== DATA FOR THIS TASK ==
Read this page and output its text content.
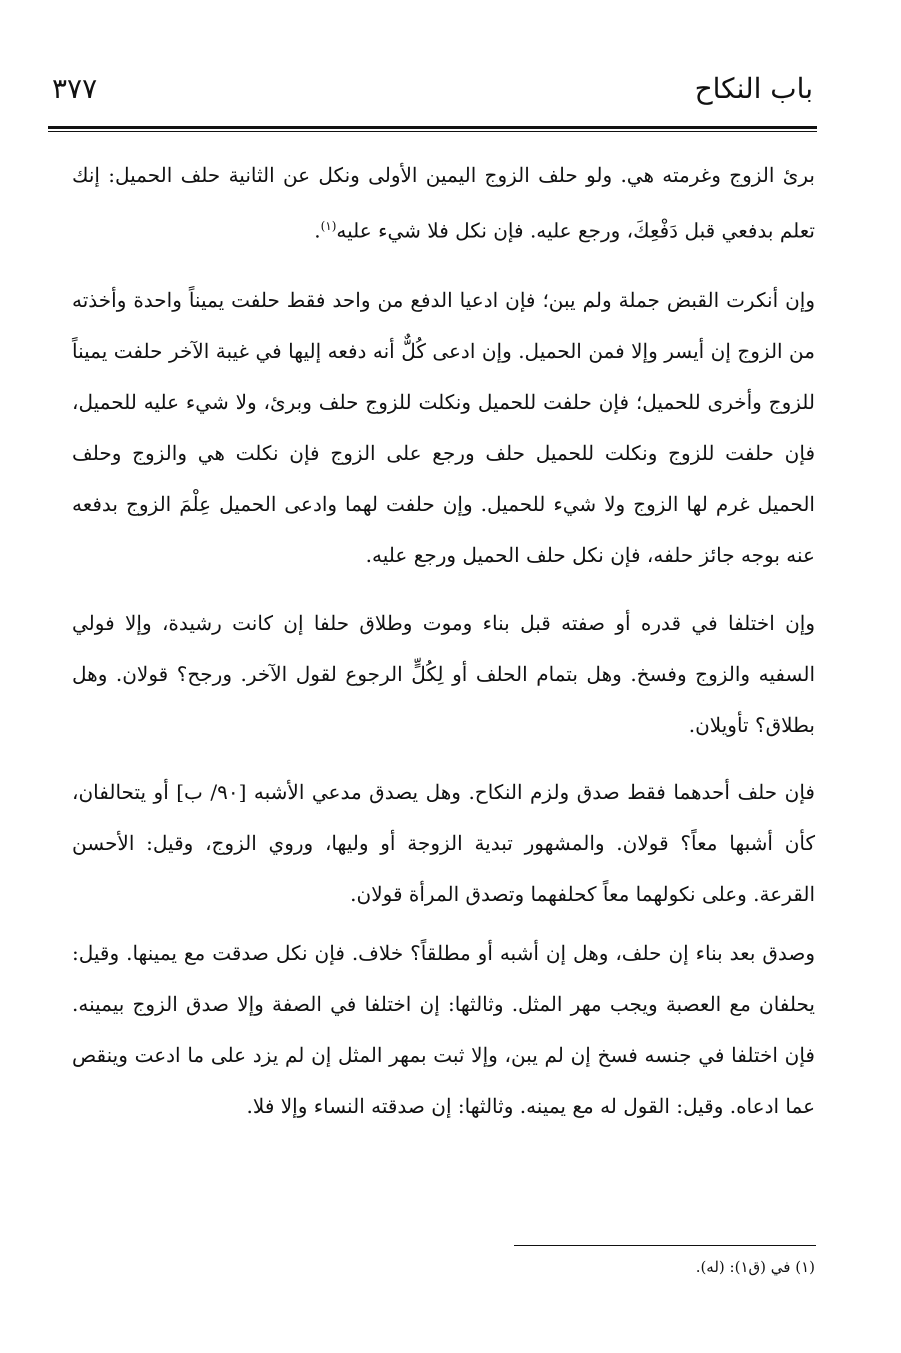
باب النكاح
٣٧٧

برئ الزوج وغرمته هي. ولو حلف الزوج اليمين الأولى ونكل عن الثانية حلف الحميل: إنك تعلم بدفعي قبل دَفْعِكَ، ورجع عليه. فإن نكل فلا شيء عليه$^{(١)}$.

وإن أنكرت القبض جملة ولم يبن؛ فإن ادعيا الدفع من واحد فقط حلفت يميناً واحدة وأخذته من الزوج إن أيسر وإلا فمن الحميل. وإن ادعى كُلٌّ أنه دفعه إليها في غيبة الآخر حلفت يميناً للزوج وأخرى للحميل؛ فإن حلفت للحميل ونكلت للزوج حلف وبرئ، ولا شيء عليه للحميل، فإن حلفت للزوج ونكلت للحميل حلف ورجع على الزوج فإن نكلت هي والزوج وحلف الحميل غرم لها الزوج ولا شيء للحميل. وإن حلفت لهما وادعى الحميل عِلْمَ الزوج بدفعه عنه بوجه جائز حلفه، فإن نكل حلف الحميل ورجع عليه.

وإن اختلفا في قدره أو صفته قبل بناء وموت وطلاق حلفا إن كانت رشيدة، وإلا فولي السفيه والزوج وفسخ. وهل بتمام الحلف أو لِكُلٍّ الرجوع لقول الآخر. ورجح؟ قولان. وهل بطلاق؟ تأويلان.

فإن حلف أحدهما فقط صدق ولزم النكاح. وهل يصدق مدعي الأشبه [٩٠/ ب] أو يتحالفان، كأن أشبها معاً؟ قولان. والمشهور تبدية الزوجة أو وليها، وروي الزوج، وقيل: الأحسن القرعة. وعلى نكولهما معاً كحلفهما وتصدق المرأة قولان.

وصدق بعد بناء إن حلف، وهل إن أشبه أو مطلقاً؟ خلاف. فإن نكل صدقت مع يمينها. وقيل: يحلفان مع العصبة ويجب مهر المثل. وثالثها: إن اختلفا في الصفة وإلا صدق الزوج بيمينه. فإن اختلفا في جنسه فسخ إن لم يبن، وإلا ثبت بمهر المثل إن لم يزد على ما ادعت وينقص عما ادعاه. وقيل: القول له مع يمينه. وثالثها: إن صدقته النساء وإلا فلا.

(١) في (ق١): (له).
===
◆ **GIVEN INSTRUCTION**
Drop the pictures and reproduce the rest of the entries above exactly.

◆ **FINAL RESULT**
Read this page and output its text content.
باب النكاح
٣٧٧

برئ الزوج وغرمته هي. ولو حلف الزوج اليمين الأولى ونكل عن الثانية حلف الحميل: إنك تعلم بدفعي قبل دَفْعِكَ، ورجع عليه. فإن نكل فلا شيء عليه$^{(١)}$.

وإن أنكرت القبض جملة ولم يبن؛ فإن ادعيا الدفع من واحد فقط حلفت يميناً واحدة وأخذته من الزوج إن أيسر وإلا فمن الحميل. وإن ادعى كُلٌّ أنه دفعه إليها في غيبة الآخر حلفت يميناً للزوج وأخرى للحميل؛ فإن حلفت للحميل ونكلت للزوج حلف وبرئ، ولا شيء عليه للحميل، فإن حلفت للزوج ونكلت للحميل حلف ورجع على الزوج فإن نكلت هي والزوج وحلف الحميل غرم لها الزوج ولا شيء للحميل. وإن حلفت لهما وادعى الحميل عِلْمَ الزوج بدفعه عنه بوجه جائز حلفه، فإن نكل حلف الحميل ورجع عليه.

وإن اختلفا في قدره أو صفته قبل بناء وموت وطلاق حلفا إن كانت رشيدة، وإلا فولي السفيه والزوج وفسخ. وهل بتمام الحلف أو لِكُلٍّ الرجوع لقول الآخر. ورجح؟ قولان. وهل بطلاق؟ تأويلان.

فإن حلف أحدهما فقط صدق ولزم النكاح. وهل يصدق مدعي الأشبه [٩٠/ ب] أو يتحالفان، كأن أشبها معاً؟ قولان. والمشهور تبدية الزوجة أو وليها، وروي الزوج، وقيل: الأحسن القرعة. وعلى نكولهما معاً كحلفهما وتصدق المرأة قولان.

وصدق بعد بناء إن حلف، وهل إن أشبه أو مطلقاً؟ خلاف. فإن نكل صدقت مع يمينها. وقيل: يحلفان مع العصبة ويجب مهر المثل. وثالثها: إن اختلفا في الصفة وإلا صدق الزوج بيمينه. فإن اختلفا في جنسه فسخ إن لم يبن، وإلا ثبت بمهر المثل إن لم يزد على ما ادعت وينقص عما ادعاه. وقيل: القول له مع يمينه. وثالثها: إن صدقته النساء وإلا فلا.

(١) في (ق١): (له).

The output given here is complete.